[Part of a data file]
===

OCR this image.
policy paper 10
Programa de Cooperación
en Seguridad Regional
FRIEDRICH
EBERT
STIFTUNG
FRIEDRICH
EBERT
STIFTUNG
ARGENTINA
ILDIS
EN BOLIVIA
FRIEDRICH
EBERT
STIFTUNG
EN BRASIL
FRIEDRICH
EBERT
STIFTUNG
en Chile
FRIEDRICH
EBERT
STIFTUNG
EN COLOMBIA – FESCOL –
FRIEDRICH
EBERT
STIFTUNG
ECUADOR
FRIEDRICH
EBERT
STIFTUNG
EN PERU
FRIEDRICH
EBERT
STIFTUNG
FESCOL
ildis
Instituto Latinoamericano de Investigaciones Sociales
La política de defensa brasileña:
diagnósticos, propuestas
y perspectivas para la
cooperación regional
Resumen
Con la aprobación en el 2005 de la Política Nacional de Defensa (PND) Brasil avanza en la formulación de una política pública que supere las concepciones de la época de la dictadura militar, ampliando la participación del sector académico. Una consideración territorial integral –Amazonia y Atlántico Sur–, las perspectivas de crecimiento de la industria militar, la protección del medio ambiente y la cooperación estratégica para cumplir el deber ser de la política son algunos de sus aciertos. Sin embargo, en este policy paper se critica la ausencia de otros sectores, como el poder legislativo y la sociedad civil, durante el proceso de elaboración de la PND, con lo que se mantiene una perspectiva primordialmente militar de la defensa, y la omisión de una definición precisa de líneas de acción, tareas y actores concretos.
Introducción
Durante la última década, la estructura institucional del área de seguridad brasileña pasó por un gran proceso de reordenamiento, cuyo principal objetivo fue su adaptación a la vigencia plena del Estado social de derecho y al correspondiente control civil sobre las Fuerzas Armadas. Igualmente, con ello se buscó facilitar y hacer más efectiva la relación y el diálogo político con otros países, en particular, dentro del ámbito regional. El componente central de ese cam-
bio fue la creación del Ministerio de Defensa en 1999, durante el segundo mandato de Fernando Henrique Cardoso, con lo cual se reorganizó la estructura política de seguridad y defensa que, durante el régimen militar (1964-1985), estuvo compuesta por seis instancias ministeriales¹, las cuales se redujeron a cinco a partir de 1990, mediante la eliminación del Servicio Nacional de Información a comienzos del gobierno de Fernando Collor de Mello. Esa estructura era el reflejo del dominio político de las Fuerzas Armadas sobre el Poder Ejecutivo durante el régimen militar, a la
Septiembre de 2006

===

§ **REQUIRED WORK**:
Look for lines containing the string "sobre" and copy them all.

§ **RESPONSE TO THE TASK**:
Durante la última década, la estructura institucional del área de seguridad brasileña pasó por un gran proceso de reordenamiento, cuyo principal objetivo fue su adaptación a la vigencia plena del Estado social de derecho y al correspondiente control civil sobre las Fuerzas Armadas. Igualmente, con ello se buscó facilitar y hacer más efectiva la relación y el diálogo político con otros países, en particular, dentro del ámbito regional. El componente central de ese cam-
bio fue la creación del Ministerio de Defensa en 1999, durante el segundo mandato de Fernando Henrique Cardoso, con lo cual se reorganizó la estructura política de seguridad y defensa que, durante el régimen militar (1964-1985), estuvo compuesta por seis instancias ministeriales¹, las cuales se redujeron a cinco a partir de 1990, mediante la eliminación del Servicio Nacional de Información a comienzos del gobierno de Fernando Collor de Mello. Esa estructura era el reflejo del dominio político de las Fuerzas Armadas sobre el Poder Ejecutivo durante el régimen militar, a la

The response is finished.